What this task involves ->
The records below must be copied in full; omit the images.
=== Dataset records ===
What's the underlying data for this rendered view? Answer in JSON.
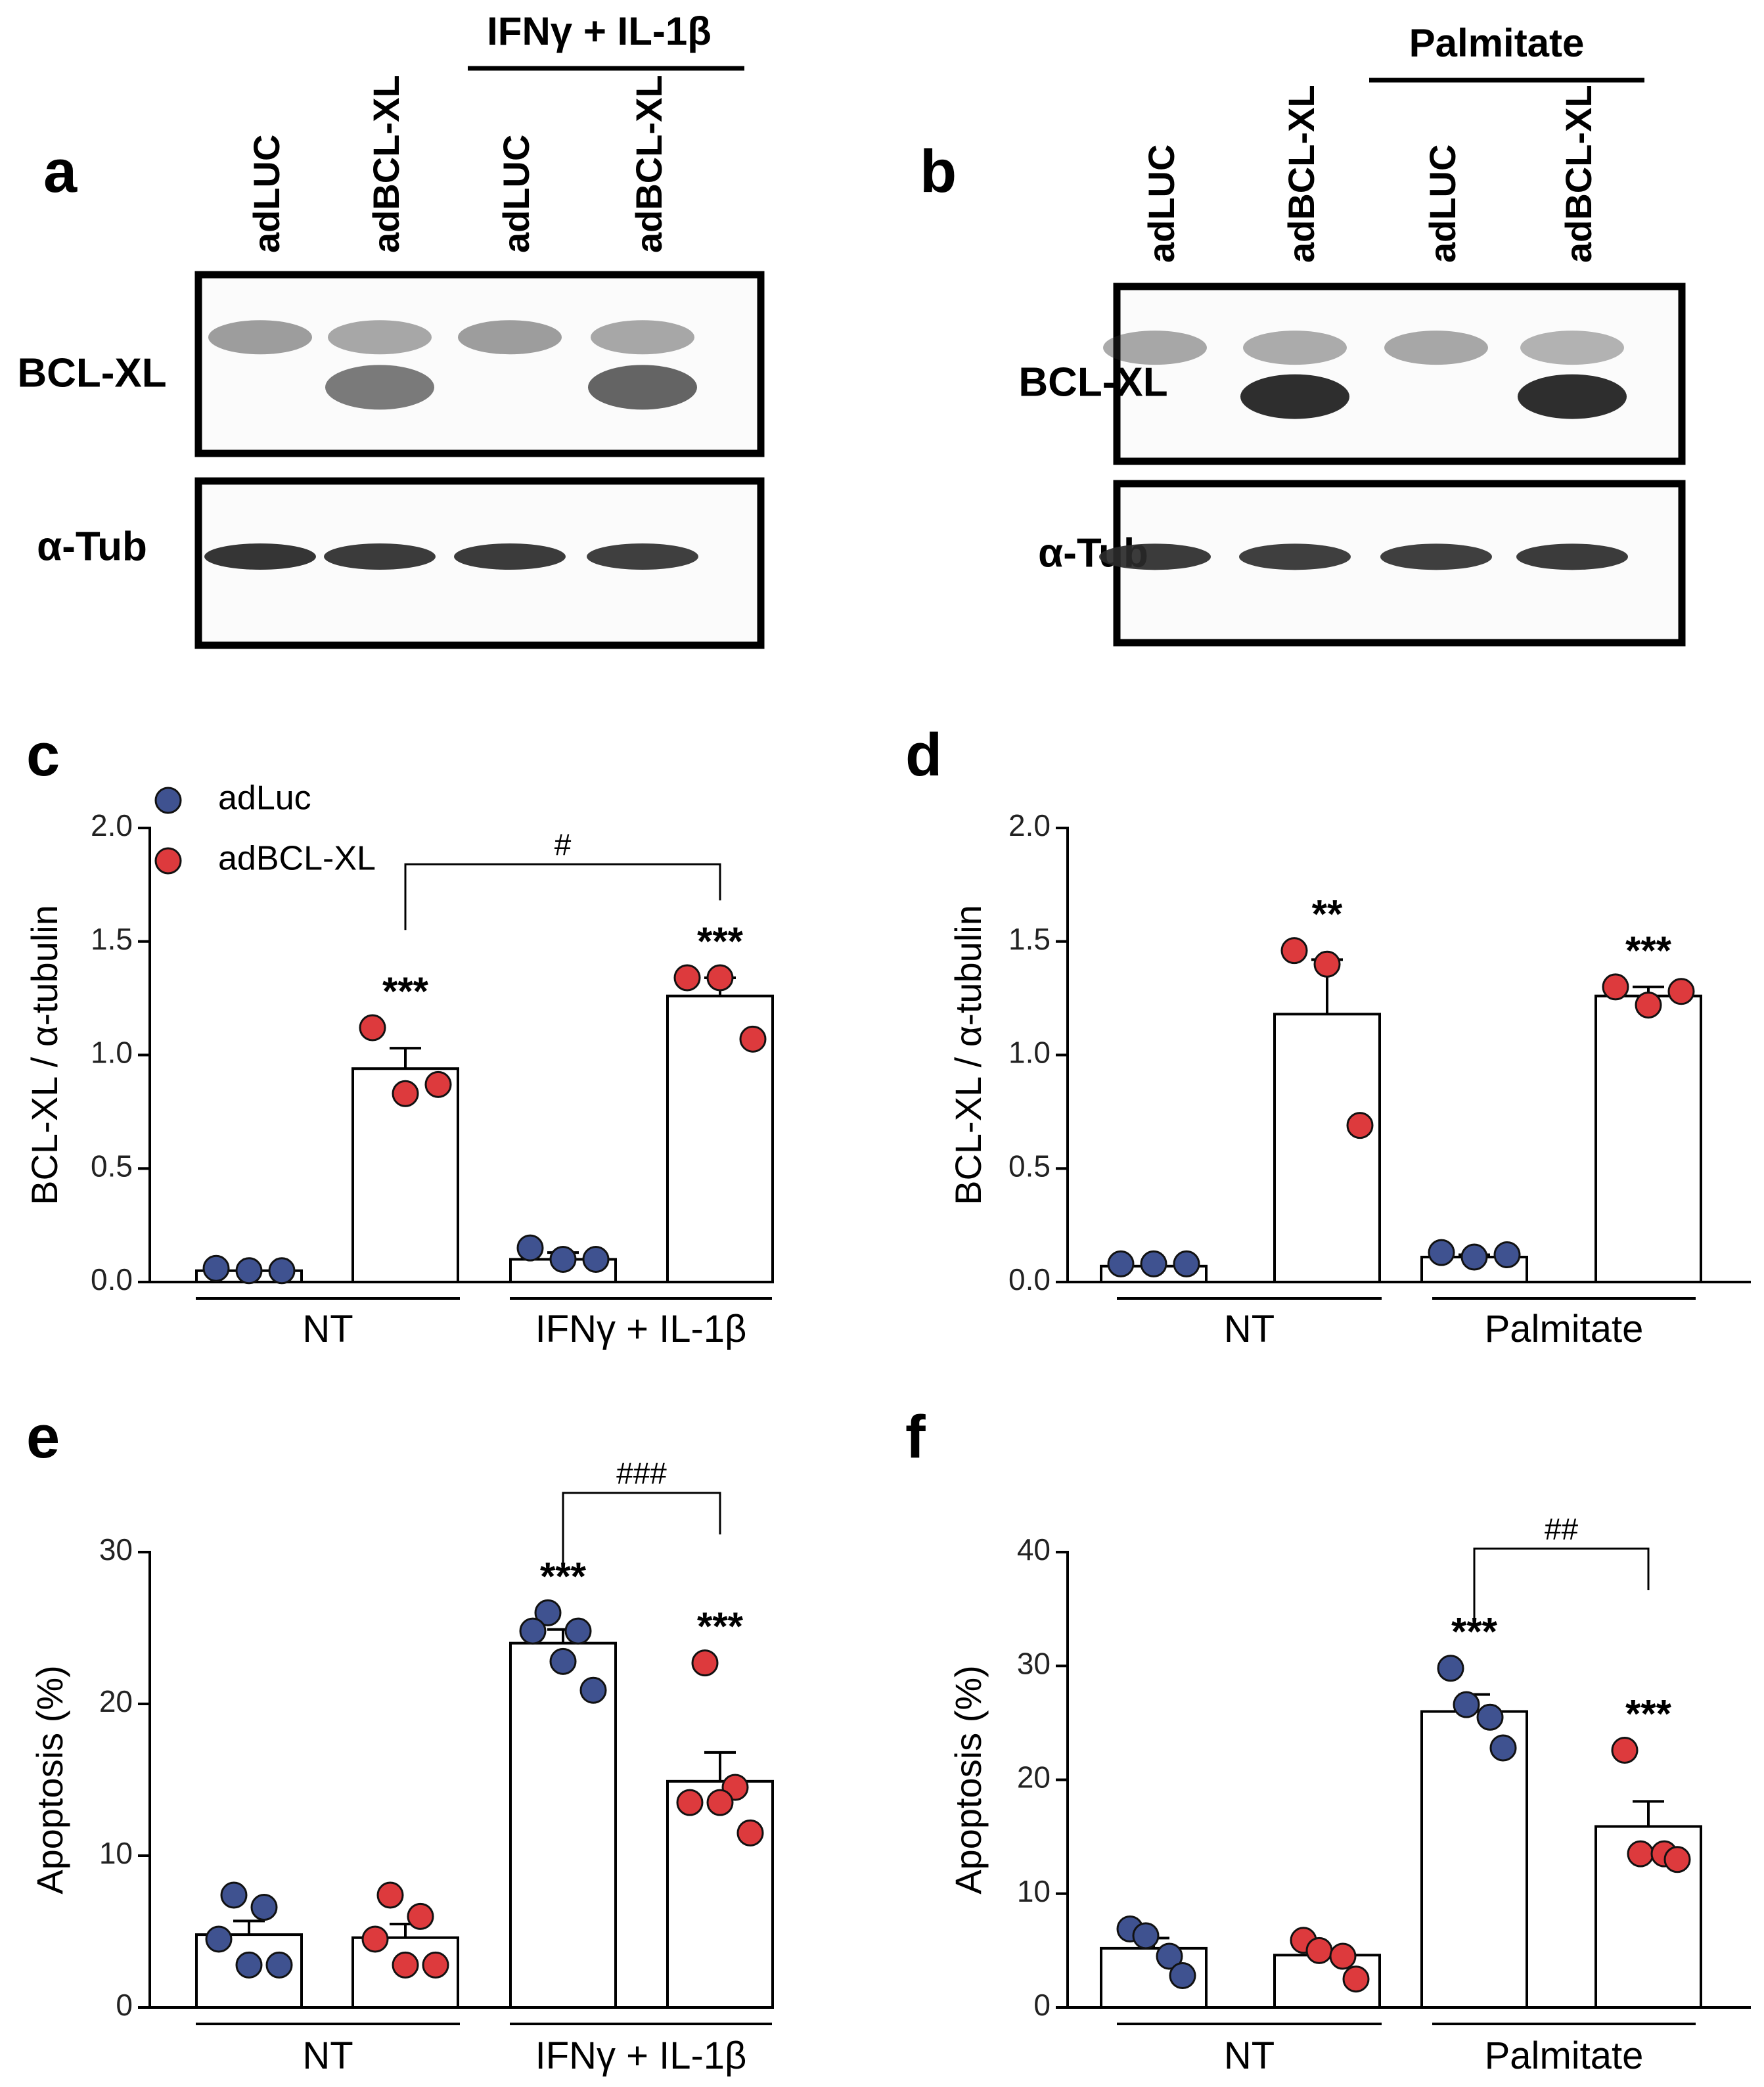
{
  "colors": {
    "adLuc": "#3f5290",
    "adBCLXL": "#dd3a3d",
    "axis": "#000000",
    "bar_fill": "#ffffff",
    "blot_bg": "#fbfbfb",
    "band": "#2a2a2a"
  },
  "panels": {
    "a": {
      "letter": "a",
      "treatment": "IFNγ + IL-1β",
      "lanes": [
        "adLUC",
        "adBCL-XL",
        "adLUC",
        "adBCL-XL"
      ],
      "blots": [
        {
          "label": "BCL-XL",
          "upper_band": [
            0.45,
            0.4,
            0.45,
            0.4
          ],
          "lower_band": [
            0.0,
            0.62,
            0.0,
            0.72
          ]
        },
        {
          "label": "α-Tub",
          "band": [
            0.95,
            0.92,
            0.92,
            0.9
          ]
        }
      ]
    },
    "b": {
      "letter": "b",
      "treatment": "Palmitate",
      "lanes": [
        "adLUC",
        "adBCL-XL",
        "adLUC",
        "adBCL-XL"
      ],
      "blots": [
        {
          "label": "BCL-XL",
          "upper_band": [
            0.4,
            0.38,
            0.4,
            0.35
          ],
          "lower_band": [
            0.0,
            0.98,
            0.0,
            0.98
          ]
        },
        {
          "label": "α-Tub",
          "band": [
            0.92,
            0.9,
            0.9,
            0.92
          ]
        }
      ]
    }
  },
  "legend": {
    "adLuc": "adLuc",
    "adBCLXL": "adBCL-XL"
  },
  "chart_data": [
    {
      "id": "c",
      "letter": "c",
      "type": "bar",
      "ylabel": "BCL-XL / α-tubulin",
      "ylim": [
        0,
        2.0
      ],
      "yticks": [
        0.0,
        0.5,
        1.0,
        1.5,
        2.0
      ],
      "ytick_labels": [
        "0.0",
        "0.5",
        "1.0",
        "1.5",
        "2.0"
      ],
      "groups": [
        "NT",
        "IFNγ + IL-1β"
      ],
      "series": [
        {
          "name": "adLuc",
          "means": [
            0.05,
            0.1
          ],
          "sem": [
            0.0,
            0.03
          ],
          "points": [
            [
              0.06,
              0.05,
              0.05
            ],
            [
              0.15,
              0.1,
              0.1
            ]
          ]
        },
        {
          "name": "adBCL-XL",
          "means": [
            0.94,
            1.26
          ],
          "sem": [
            0.09,
            0.08
          ],
          "points": [
            [
              1.12,
              0.83,
              0.87
            ],
            [
              1.34,
              1.34,
              1.07
            ]
          ]
        }
      ],
      "stars": [
        {
          "group": 0,
          "series": 1,
          "text": "***"
        },
        {
          "group": 1,
          "series": 1,
          "text": "***"
        }
      ],
      "bracket": {
        "from": [
          0,
          1
        ],
        "to": [
          1,
          1
        ],
        "text": "#",
        "y": 1.84
      }
    },
    {
      "id": "d",
      "letter": "d",
      "type": "bar",
      "ylabel": "BCL-XL / α-tubulin",
      "ylim": [
        0,
        2.0
      ],
      "yticks": [
        0.0,
        0.5,
        1.0,
        1.5,
        2.0
      ],
      "ytick_labels": [
        "0.0",
        "0.5",
        "1.0",
        "1.5",
        "2.0"
      ],
      "groups": [
        "NT",
        "Palmitate"
      ],
      "series": [
        {
          "name": "adLuc",
          "means": [
            0.07,
            0.11
          ],
          "sem": [
            0.0,
            0.01
          ],
          "points": [
            [
              0.08,
              0.08,
              0.08
            ],
            [
              0.13,
              0.11,
              0.12
            ]
          ]
        },
        {
          "name": "adBCL-XL",
          "means": [
            1.18,
            1.26
          ],
          "sem": [
            0.24,
            0.04
          ],
          "points": [
            [
              1.46,
              1.4,
              0.69
            ],
            [
              1.3,
              1.22,
              1.28
            ]
          ]
        }
      ],
      "stars": [
        {
          "group": 0,
          "series": 1,
          "text": "**"
        },
        {
          "group": 1,
          "series": 1,
          "text": "***"
        }
      ],
      "bracket": null
    },
    {
      "id": "e",
      "letter": "e",
      "type": "bar",
      "ylabel": "Apoptosis (%)",
      "ylim": [
        0,
        30
      ],
      "yticks": [
        0,
        10,
        20,
        30
      ],
      "ytick_labels": [
        "0",
        "10",
        "20",
        "30"
      ],
      "groups": [
        "NT",
        "IFNγ + IL-1β"
      ],
      "series": [
        {
          "name": "adLuc",
          "means": [
            4.8,
            24.0
          ],
          "sem": [
            0.9,
            0.9
          ],
          "points": [
            [
              7.4,
              6.6,
              4.5,
              2.8,
              2.8
            ],
            [
              26.0,
              24.8,
              24.8,
              22.8,
              20.9
            ]
          ]
        },
        {
          "name": "adBCL-XL",
          "means": [
            4.6,
            14.9
          ],
          "sem": [
            0.9,
            1.9
          ],
          "points": [
            [
              7.4,
              6.0,
              4.5,
              2.8,
              2.8
            ],
            [
              22.7,
              14.5,
              13.5,
              13.5,
              11.5
            ]
          ]
        }
      ],
      "stars": [
        {
          "group": 1,
          "series": 0,
          "text": "***"
        },
        {
          "group": 1,
          "series": 1,
          "text": "***"
        }
      ],
      "bracket": {
        "from": [
          1,
          0
        ],
        "to": [
          1,
          1
        ],
        "text": "###",
        "y": 33.9
      }
    },
    {
      "id": "f",
      "letter": "f",
      "type": "bar",
      "ylabel": "Apoptosis (%)",
      "ylim": [
        0,
        40
      ],
      "yticks": [
        0,
        10,
        20,
        30,
        40
      ],
      "ytick_labels": [
        "0",
        "10",
        "20",
        "30",
        "40"
      ],
      "groups": [
        "NT",
        "Palmitate"
      ],
      "series": [
        {
          "name": "adLuc",
          "means": [
            5.2,
            26.0
          ],
          "sem": [
            0.9,
            1.5
          ],
          "points": [
            [
              6.9,
              6.3,
              4.5,
              2.8
            ],
            [
              29.8,
              26.6,
              25.5,
              22.8
            ]
          ]
        },
        {
          "name": "adBCL-XL",
          "means": [
            4.6,
            15.9
          ],
          "sem": [
            0.5,
            2.2
          ],
          "points": [
            [
              5.9,
              5.0,
              4.5,
              2.5
            ],
            [
              22.6,
              13.5,
              13.5,
              13.0
            ]
          ]
        }
      ],
      "stars": [
        {
          "group": 1,
          "series": 0,
          "text": "***"
        },
        {
          "group": 1,
          "series": 1,
          "text": "***"
        }
      ],
      "bracket": {
        "from": [
          1,
          0
        ],
        "to": [
          1,
          1
        ],
        "text": "##",
        "y": 40.3
      }
    }
  ]
}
===
Full answer ->
What's the underlying data for this rendered view? Answer in JSON.
{
  "colors": {
    "adLuc": "#3f5290",
    "adBCLXL": "#dd3a3d",
    "axis": "#000000",
    "bar_fill": "#ffffff",
    "blot_bg": "#fbfbfb",
    "band": "#2a2a2a"
  },
  "panels": {
    "a": {
      "letter": "a",
      "treatment": "IFNγ + IL-1β",
      "lanes": [
        "adLUC",
        "adBCL-XL",
        "adLUC",
        "adBCL-XL"
      ],
      "blots": [
        {
          "label": "BCL-XL",
          "upper_band": [
            0.45,
            0.4,
            0.45,
            0.4
          ],
          "lower_band": [
            0.0,
            0.62,
            0.0,
            0.72
          ]
        },
        {
          "label": "α-Tub",
          "band": [
            0.95,
            0.92,
            0.92,
            0.9
          ]
        }
      ]
    },
    "b": {
      "letter": "b",
      "treatment": "Palmitate",
      "lanes": [
        "adLUC",
        "adBCL-XL",
        "adLUC",
        "adBCL-XL"
      ],
      "blots": [
        {
          "label": "BCL-XL",
          "upper_band": [
            0.4,
            0.38,
            0.4,
            0.35
          ],
          "lower_band": [
            0.0,
            0.98,
            0.0,
            0.98
          ]
        },
        {
          "label": "α-Tub",
          "band": [
            0.92,
            0.9,
            0.9,
            0.92
          ]
        }
      ]
    }
  },
  "legend": {
    "adLuc": "adLuc",
    "adBCLXL": "adBCL-XL"
  },
  "chart_data": [
    {
      "id": "c",
      "letter": "c",
      "type": "bar",
      "ylabel": "BCL-XL / α-tubulin",
      "ylim": [
        0,
        2.0
      ],
      "yticks": [
        0.0,
        0.5,
        1.0,
        1.5,
        2.0
      ],
      "ytick_labels": [
        "0.0",
        "0.5",
        "1.0",
        "1.5",
        "2.0"
      ],
      "groups": [
        "NT",
        "IFNγ + IL-1β"
      ],
      "series": [
        {
          "name": "adLuc",
          "means": [
            0.05,
            0.1
          ],
          "sem": [
            0.0,
            0.03
          ],
          "points": [
            [
              0.06,
              0.05,
              0.05
            ],
            [
              0.15,
              0.1,
              0.1
            ]
          ]
        },
        {
          "name": "adBCL-XL",
          "means": [
            0.94,
            1.26
          ],
          "sem": [
            0.09,
            0.08
          ],
          "points": [
            [
              1.12,
              0.83,
              0.87
            ],
            [
              1.34,
              1.34,
              1.07
            ]
          ]
        }
      ],
      "stars": [
        {
          "group": 0,
          "series": 1,
          "text": "***"
        },
        {
          "group": 1,
          "series": 1,
          "text": "***"
        }
      ],
      "bracket": {
        "from": [
          0,
          1
        ],
        "to": [
          1,
          1
        ],
        "text": "#",
        "y": 1.84
      }
    },
    {
      "id": "d",
      "letter": "d",
      "type": "bar",
      "ylabel": "BCL-XL / α-tubulin",
      "ylim": [
        0,
        2.0
      ],
      "yticks": [
        0.0,
        0.5,
        1.0,
        1.5,
        2.0
      ],
      "ytick_labels": [
        "0.0",
        "0.5",
        "1.0",
        "1.5",
        "2.0"
      ],
      "groups": [
        "NT",
        "Palmitate"
      ],
      "series": [
        {
          "name": "adLuc",
          "means": [
            0.07,
            0.11
          ],
          "sem": [
            0.0,
            0.01
          ],
          "points": [
            [
              0.08,
              0.08,
              0.08
            ],
            [
              0.13,
              0.11,
              0.12
            ]
          ]
        },
        {
          "name": "adBCL-XL",
          "means": [
            1.18,
            1.26
          ],
          "sem": [
            0.24,
            0.04
          ],
          "points": [
            [
              1.46,
              1.4,
              0.69
            ],
            [
              1.3,
              1.22,
              1.28
            ]
          ]
        }
      ],
      "stars": [
        {
          "group": 0,
          "series": 1,
          "text": "**"
        },
        {
          "group": 1,
          "series": 1,
          "text": "***"
        }
      ],
      "bracket": null
    },
    {
      "id": "e",
      "letter": "e",
      "type": "bar",
      "ylabel": "Apoptosis (%)",
      "ylim": [
        0,
        30
      ],
      "yticks": [
        0,
        10,
        20,
        30
      ],
      "ytick_labels": [
        "0",
        "10",
        "20",
        "30"
      ],
      "groups": [
        "NT",
        "IFNγ + IL-1β"
      ],
      "series": [
        {
          "name": "adLuc",
          "means": [
            4.8,
            24.0
          ],
          "sem": [
            0.9,
            0.9
          ],
          "points": [
            [
              7.4,
              6.6,
              4.5,
              2.8,
              2.8
            ],
            [
              26.0,
              24.8,
              24.8,
              22.8,
              20.9
            ]
          ]
        },
        {
          "name": "adBCL-XL",
          "means": [
            4.6,
            14.9
          ],
          "sem": [
            0.9,
            1.9
          ],
          "points": [
            [
              7.4,
              6.0,
              4.5,
              2.8,
              2.8
            ],
            [
              22.7,
              14.5,
              13.5,
              13.5,
              11.5
            ]
          ]
        }
      ],
      "stars": [
        {
          "group": 1,
          "series": 0,
          "text": "***"
        },
        {
          "group": 1,
          "series": 1,
          "text": "***"
        }
      ],
      "bracket": {
        "from": [
          1,
          0
        ],
        "to": [
          1,
          1
        ],
        "text": "###",
        "y": 33.9
      }
    },
    {
      "id": "f",
      "letter": "f",
      "type": "bar",
      "ylabel": "Apoptosis (%)",
      "ylim": [
        0,
        40
      ],
      "yticks": [
        0,
        10,
        20,
        30,
        40
      ],
      "ytick_labels": [
        "0",
        "10",
        "20",
        "30",
        "40"
      ],
      "groups": [
        "NT",
        "Palmitate"
      ],
      "series": [
        {
          "name": "adLuc",
          "means": [
            5.2,
            26.0
          ],
          "sem": [
            0.9,
            1.5
          ],
          "points": [
            [
              6.9,
              6.3,
              4.5,
              2.8
            ],
            [
              29.8,
              26.6,
              25.5,
              22.8
            ]
          ]
        },
        {
          "name": "adBCL-XL",
          "means": [
            4.6,
            15.9
          ],
          "sem": [
            0.5,
            2.2
          ],
          "points": [
            [
              5.9,
              5.0,
              4.5,
              2.5
            ],
            [
              22.6,
              13.5,
              13.5,
              13.0
            ]
          ]
        }
      ],
      "stars": [
        {
          "group": 1,
          "series": 0,
          "text": "***"
        },
        {
          "group": 1,
          "series": 1,
          "text": "***"
        }
      ],
      "bracket": {
        "from": [
          1,
          0
        ],
        "to": [
          1,
          1
        ],
        "text": "##",
        "y": 40.3
      }
    }
  ]
}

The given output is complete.